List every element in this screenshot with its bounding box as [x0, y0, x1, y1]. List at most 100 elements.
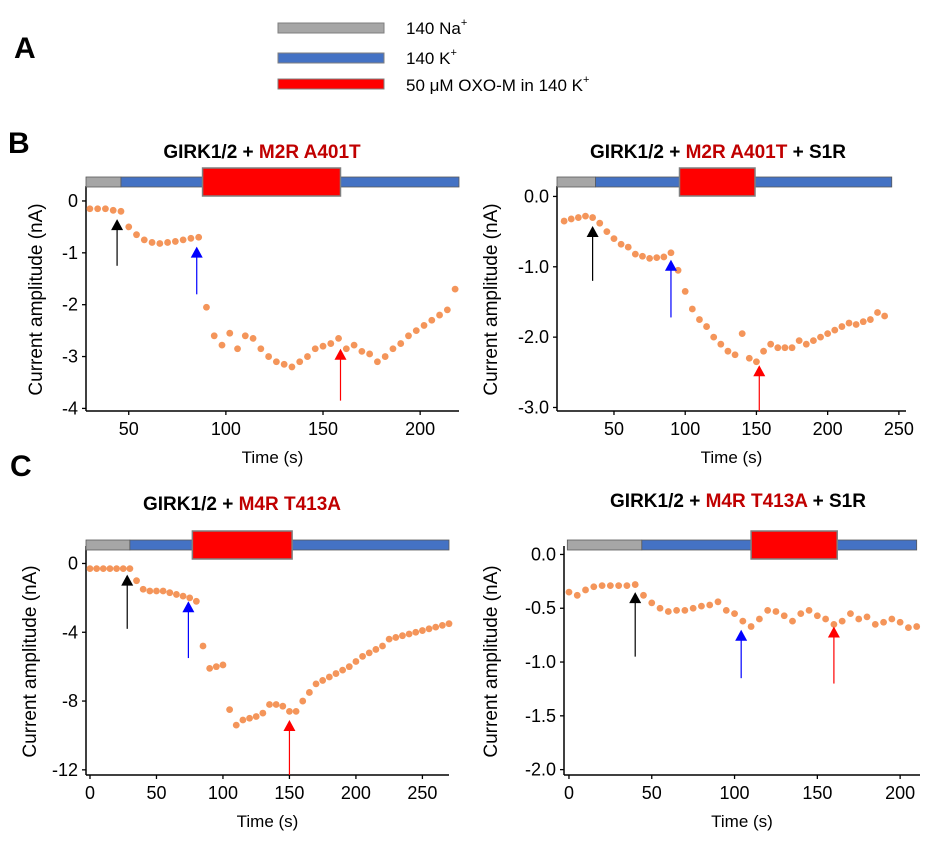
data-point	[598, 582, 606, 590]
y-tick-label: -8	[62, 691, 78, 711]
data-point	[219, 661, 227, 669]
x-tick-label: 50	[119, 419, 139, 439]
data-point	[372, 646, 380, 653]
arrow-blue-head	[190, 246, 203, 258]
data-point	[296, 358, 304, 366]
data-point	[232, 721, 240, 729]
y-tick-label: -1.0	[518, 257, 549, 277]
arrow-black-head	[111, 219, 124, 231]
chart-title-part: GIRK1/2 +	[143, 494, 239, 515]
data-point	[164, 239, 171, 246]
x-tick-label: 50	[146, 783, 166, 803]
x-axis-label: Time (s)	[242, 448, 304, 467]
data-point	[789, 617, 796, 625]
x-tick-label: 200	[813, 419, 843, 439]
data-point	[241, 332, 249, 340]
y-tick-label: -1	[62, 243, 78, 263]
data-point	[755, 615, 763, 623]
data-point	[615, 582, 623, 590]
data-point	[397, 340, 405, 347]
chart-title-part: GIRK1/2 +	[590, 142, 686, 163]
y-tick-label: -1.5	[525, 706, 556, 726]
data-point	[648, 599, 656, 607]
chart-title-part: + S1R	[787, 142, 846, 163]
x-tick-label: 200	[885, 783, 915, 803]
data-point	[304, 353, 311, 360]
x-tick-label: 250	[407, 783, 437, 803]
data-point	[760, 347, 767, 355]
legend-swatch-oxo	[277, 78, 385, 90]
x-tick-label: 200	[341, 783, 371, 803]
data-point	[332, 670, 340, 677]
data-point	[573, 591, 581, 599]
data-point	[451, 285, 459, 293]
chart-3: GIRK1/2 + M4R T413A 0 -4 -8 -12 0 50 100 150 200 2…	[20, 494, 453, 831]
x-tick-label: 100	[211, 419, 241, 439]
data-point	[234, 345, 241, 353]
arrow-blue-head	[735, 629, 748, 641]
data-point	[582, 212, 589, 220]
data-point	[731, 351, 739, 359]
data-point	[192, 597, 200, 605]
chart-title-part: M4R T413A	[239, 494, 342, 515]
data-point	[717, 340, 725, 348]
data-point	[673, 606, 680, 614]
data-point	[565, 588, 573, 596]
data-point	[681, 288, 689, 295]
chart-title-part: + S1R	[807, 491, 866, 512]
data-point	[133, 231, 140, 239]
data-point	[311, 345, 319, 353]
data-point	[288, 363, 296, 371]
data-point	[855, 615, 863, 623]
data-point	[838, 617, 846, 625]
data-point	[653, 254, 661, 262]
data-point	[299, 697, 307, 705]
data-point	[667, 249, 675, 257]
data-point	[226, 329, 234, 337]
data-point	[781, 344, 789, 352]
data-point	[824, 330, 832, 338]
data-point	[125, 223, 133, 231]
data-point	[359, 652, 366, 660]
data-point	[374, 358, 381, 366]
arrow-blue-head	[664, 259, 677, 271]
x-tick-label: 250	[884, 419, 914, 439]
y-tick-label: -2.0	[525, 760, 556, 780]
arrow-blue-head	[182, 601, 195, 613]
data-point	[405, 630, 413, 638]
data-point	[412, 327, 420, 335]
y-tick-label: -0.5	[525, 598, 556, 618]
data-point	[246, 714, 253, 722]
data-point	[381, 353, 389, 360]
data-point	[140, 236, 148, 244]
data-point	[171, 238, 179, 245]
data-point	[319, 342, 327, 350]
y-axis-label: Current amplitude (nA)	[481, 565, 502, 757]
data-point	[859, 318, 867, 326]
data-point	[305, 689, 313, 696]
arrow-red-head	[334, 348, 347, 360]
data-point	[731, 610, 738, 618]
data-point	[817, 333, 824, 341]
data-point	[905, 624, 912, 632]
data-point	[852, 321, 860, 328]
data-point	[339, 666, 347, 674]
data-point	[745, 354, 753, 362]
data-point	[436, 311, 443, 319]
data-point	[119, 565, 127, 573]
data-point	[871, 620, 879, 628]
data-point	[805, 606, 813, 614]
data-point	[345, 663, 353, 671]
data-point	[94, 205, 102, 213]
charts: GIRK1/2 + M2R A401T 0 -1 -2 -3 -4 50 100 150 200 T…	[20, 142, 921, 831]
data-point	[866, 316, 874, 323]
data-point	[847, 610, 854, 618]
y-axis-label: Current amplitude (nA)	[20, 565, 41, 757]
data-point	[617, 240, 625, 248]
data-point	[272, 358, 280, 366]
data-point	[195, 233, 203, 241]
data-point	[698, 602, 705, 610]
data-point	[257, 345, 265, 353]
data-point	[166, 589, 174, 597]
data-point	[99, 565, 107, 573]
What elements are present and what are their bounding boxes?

-- -- --

Exercise prompt. Put every line of the material above into a numbered list, leaving out blank lines and the pictures.

Task response.
1. List every element in this screenshot with its bounding box as [x0, y0, x1, y1]. List at most 100 elements.
2. data-point	[598, 582, 606, 590]
3. y-tick-label: -8	[62, 691, 78, 711]
4. data-point	[219, 661, 227, 669]
5. x-tick-label: 50	[119, 419, 139, 439]
6. data-point	[372, 646, 380, 653]
7. arrow-blue-head	[190, 246, 203, 258]
8. data-point	[296, 358, 304, 366]
9. data-point	[232, 721, 240, 729]
10. y-tick-label: -1.0	[518, 257, 549, 277]
11. arrow-black-head	[111, 219, 124, 231]
12. chart-title-part: GIRK1/2 +	[143, 494, 239, 515]
13. data-point	[164, 239, 171, 246]
14. x-tick-label: 50	[146, 783, 166, 803]
15. x-axis-label: Time (s)	[242, 448, 304, 467]
16. data-point	[789, 617, 796, 625]
17. x-tick-label: 200	[813, 419, 843, 439]
18. data-point	[241, 332, 249, 340]
19. y-tick-label: -1	[62, 243, 78, 263]
20. data-point	[755, 615, 763, 623]
21. data-point	[615, 582, 623, 590]
22. data-point	[397, 340, 405, 347]
23. chart-title-part: GIRK1/2 +	[590, 142, 686, 163]
24. y-tick-label: -1.5	[525, 706, 556, 726]
25. data-point	[648, 599, 656, 607]
26. chart-title-part: + S1R	[787, 142, 846, 163]
27. x-tick-label: 200	[885, 783, 915, 803]
28. data-point	[304, 353, 311, 360]
29. x-tick-label: 250	[407, 783, 437, 803]
30. data-point	[760, 347, 767, 355]
31. legend-swatch-oxo	[277, 78, 385, 90]
32. x-tick-label: 200	[341, 783, 371, 803]
33. data-point	[332, 670, 340, 677]
34. data-point	[573, 591, 581, 599]
35. data-point	[451, 285, 459, 293]
36. chart-3: GIRK1/2 + M4R T413A 0 -4 -8 -12 0 50 100 150 200 2…	[20, 494, 453, 831]
37. x-tick-label: 100	[211, 419, 241, 439]
38. data-point	[234, 345, 241, 353]
39. arrow-blue-head	[735, 629, 748, 641]
40. data-point	[582, 212, 589, 220]
41. data-point	[731, 351, 739, 359]
42. data-point	[192, 597, 200, 605]
43. chart-title-part: M4R T413A	[239, 494, 342, 515]
44. data-point	[717, 340, 725, 348]
45. data-point	[673, 606, 680, 614]
46. data-point	[565, 588, 573, 596]
47. data-point	[681, 288, 689, 295]
48. chart-title-part: + S1R	[807, 491, 866, 512]
49. data-point	[133, 231, 140, 239]
50. data-point	[311, 345, 319, 353]
51. data-point	[288, 363, 296, 371]
52. data-point	[855, 615, 863, 623]
53. data-point	[838, 617, 846, 625]
54. data-point	[653, 254, 661, 262]
55. data-point	[299, 697, 307, 705]
56. data-point	[667, 249, 675, 257]
57. data-point	[226, 329, 234, 337]
58. data-point	[781, 344, 789, 352]
59. data-point	[824, 330, 832, 338]
60. data-point	[125, 223, 133, 231]
61. data-point	[359, 652, 366, 660]
62. data-point	[374, 358, 381, 366]
63. arrow-blue-head	[664, 259, 677, 271]
64. x-tick-label: 250	[884, 419, 914, 439]
65. y-tick-label: -2.0	[525, 760, 556, 780]
66. arrow-blue-head	[182, 601, 195, 613]
67. data-point	[405, 630, 413, 638]
68. data-point	[412, 327, 420, 335]
69. y-tick-label: -0.5	[525, 598, 556, 618]
70. data-point	[246, 714, 253, 722]
71. data-point	[381, 353, 389, 360]
72. data-point	[140, 236, 148, 244]
73. data-point	[171, 238, 179, 245]
74. data-point	[319, 342, 327, 350]
75. y-axis-label: Current amplitude (nA)	[481, 565, 502, 757]
76. data-point	[859, 318, 867, 326]
77. data-point	[305, 689, 313, 696]
78. arrow-red-head	[334, 348, 347, 360]
79. data-point	[731, 610, 738, 618]
80. data-point	[817, 333, 824, 341]
81. data-point	[905, 624, 912, 632]
82. data-point	[852, 321, 860, 328]
83. data-point	[339, 666, 347, 674]
84. data-point	[745, 354, 753, 362]
85. data-point	[436, 311, 443, 319]
86. data-point	[119, 565, 127, 573]
87. data-point	[871, 620, 879, 628]
88. data-point	[805, 606, 813, 614]
89. data-point	[345, 663, 353, 671]
90. data-point	[94, 205, 102, 213]
91. charts: GIRK1/2 + M2R A401T 0 -1 -2 -3 -4 50 100 150 200 T…	[20, 142, 921, 831]
92. data-point	[866, 316, 874, 323]
93. data-point	[847, 610, 854, 618]
94. y-axis-label: Current amplitude (nA)	[20, 565, 41, 757]
95. data-point	[617, 240, 625, 248]
96. data-point	[272, 358, 280, 366]
97. data-point	[195, 233, 203, 241]
98. data-point	[698, 602, 705, 610]
99. data-point	[257, 345, 265, 353]
100. data-point	[166, 589, 174, 597]
101. data-point	[99, 565, 107, 573]
102. What elements are present and what are their bounding boxes?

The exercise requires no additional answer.